== SHORT PROBLEM ==
Using the entries that follow, count the lines containing the word "Обозначение" and give that number by itself.

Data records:
※ ※ ※

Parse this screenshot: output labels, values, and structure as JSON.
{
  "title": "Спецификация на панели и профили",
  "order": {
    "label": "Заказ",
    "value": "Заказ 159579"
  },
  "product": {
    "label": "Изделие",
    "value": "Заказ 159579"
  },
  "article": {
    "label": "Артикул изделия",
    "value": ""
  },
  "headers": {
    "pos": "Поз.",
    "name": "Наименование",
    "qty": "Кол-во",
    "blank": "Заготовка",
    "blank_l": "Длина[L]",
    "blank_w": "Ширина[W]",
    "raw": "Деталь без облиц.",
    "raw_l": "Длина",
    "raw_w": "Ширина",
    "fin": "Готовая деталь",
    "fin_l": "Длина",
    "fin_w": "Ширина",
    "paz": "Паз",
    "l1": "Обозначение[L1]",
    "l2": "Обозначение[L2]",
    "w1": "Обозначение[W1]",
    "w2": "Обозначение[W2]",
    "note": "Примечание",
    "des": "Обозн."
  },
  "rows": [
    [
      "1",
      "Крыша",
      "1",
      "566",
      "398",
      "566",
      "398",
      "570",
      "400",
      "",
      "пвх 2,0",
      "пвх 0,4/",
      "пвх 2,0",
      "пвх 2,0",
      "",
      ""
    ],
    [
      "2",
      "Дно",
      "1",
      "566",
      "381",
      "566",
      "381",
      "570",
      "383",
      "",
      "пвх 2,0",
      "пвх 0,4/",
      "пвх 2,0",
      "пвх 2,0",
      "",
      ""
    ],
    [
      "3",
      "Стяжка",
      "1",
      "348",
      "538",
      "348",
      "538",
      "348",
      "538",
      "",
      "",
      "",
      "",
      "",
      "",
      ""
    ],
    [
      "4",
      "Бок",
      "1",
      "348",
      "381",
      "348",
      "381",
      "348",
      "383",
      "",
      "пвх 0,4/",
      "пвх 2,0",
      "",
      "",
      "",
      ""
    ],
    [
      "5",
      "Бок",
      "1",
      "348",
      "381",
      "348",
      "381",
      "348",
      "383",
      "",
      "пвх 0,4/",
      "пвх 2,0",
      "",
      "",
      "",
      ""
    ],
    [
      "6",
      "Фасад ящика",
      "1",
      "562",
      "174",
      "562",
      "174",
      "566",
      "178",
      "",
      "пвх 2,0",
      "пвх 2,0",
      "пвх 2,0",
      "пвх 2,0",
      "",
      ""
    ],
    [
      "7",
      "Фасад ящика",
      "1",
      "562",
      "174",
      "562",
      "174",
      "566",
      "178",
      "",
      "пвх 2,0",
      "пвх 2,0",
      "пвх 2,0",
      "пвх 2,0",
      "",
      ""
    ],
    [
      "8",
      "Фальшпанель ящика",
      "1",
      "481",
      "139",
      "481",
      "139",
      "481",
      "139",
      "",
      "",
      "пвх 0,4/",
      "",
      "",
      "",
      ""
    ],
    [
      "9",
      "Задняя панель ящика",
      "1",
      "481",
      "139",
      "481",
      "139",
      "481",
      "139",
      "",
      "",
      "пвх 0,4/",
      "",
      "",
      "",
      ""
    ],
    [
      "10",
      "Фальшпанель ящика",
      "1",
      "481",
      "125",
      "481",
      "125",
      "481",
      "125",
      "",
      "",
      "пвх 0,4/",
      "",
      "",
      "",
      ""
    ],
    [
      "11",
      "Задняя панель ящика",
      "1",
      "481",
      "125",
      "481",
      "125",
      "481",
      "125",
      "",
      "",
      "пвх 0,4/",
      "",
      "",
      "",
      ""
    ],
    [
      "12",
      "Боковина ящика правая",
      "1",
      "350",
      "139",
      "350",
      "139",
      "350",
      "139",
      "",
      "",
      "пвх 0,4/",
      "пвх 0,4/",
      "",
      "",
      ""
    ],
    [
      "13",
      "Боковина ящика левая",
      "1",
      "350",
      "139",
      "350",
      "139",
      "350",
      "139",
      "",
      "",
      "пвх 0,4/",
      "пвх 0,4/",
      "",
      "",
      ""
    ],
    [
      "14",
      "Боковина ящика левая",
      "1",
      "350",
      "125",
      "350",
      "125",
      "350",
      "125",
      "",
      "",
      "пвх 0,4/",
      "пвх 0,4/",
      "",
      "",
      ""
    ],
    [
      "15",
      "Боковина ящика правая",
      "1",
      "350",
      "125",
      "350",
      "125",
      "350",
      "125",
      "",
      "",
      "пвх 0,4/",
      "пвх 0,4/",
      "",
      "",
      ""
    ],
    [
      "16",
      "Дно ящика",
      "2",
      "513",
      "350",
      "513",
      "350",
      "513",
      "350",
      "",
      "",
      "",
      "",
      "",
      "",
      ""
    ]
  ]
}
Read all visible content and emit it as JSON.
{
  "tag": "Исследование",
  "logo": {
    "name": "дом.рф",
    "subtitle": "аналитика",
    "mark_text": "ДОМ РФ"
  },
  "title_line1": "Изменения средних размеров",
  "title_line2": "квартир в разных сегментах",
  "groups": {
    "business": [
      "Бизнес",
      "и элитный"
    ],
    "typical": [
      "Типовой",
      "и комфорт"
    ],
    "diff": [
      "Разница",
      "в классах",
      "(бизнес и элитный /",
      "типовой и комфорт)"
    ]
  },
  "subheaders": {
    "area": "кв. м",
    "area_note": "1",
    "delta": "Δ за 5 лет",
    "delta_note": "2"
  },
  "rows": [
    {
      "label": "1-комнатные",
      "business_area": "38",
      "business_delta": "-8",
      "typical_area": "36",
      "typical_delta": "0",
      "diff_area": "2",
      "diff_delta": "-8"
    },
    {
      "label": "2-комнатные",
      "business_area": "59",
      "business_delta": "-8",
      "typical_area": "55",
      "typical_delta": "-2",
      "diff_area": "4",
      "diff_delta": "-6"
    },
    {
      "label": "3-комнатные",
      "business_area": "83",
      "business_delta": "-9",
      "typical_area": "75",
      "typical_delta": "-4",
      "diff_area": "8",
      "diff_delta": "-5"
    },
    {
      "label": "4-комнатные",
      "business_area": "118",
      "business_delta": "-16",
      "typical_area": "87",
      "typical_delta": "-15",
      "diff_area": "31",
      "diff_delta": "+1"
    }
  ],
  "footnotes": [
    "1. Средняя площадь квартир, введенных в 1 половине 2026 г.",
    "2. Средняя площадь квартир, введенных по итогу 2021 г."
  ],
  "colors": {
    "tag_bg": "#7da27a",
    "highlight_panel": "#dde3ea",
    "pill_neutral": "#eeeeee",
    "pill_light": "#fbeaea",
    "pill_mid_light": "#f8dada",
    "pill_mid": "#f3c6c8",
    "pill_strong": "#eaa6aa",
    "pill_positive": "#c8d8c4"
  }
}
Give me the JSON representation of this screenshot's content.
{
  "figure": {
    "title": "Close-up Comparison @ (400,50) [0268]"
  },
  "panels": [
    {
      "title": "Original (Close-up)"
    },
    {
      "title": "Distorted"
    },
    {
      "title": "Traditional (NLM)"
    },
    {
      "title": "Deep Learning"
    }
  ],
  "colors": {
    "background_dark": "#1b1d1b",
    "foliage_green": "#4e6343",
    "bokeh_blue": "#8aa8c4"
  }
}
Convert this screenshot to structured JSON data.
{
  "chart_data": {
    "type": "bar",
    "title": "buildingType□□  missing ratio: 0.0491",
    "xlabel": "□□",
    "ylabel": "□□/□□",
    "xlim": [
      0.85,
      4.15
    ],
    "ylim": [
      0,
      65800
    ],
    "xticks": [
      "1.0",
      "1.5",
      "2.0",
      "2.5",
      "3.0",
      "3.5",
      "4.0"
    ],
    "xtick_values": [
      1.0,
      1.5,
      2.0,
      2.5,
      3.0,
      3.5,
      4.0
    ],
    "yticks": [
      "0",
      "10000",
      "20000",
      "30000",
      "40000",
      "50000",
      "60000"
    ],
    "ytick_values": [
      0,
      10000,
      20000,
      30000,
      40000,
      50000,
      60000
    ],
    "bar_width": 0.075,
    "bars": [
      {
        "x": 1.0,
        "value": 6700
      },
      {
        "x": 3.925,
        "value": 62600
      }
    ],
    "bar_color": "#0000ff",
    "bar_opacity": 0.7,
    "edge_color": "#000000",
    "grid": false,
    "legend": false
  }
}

※ ※ ※

== ANSWER ==
4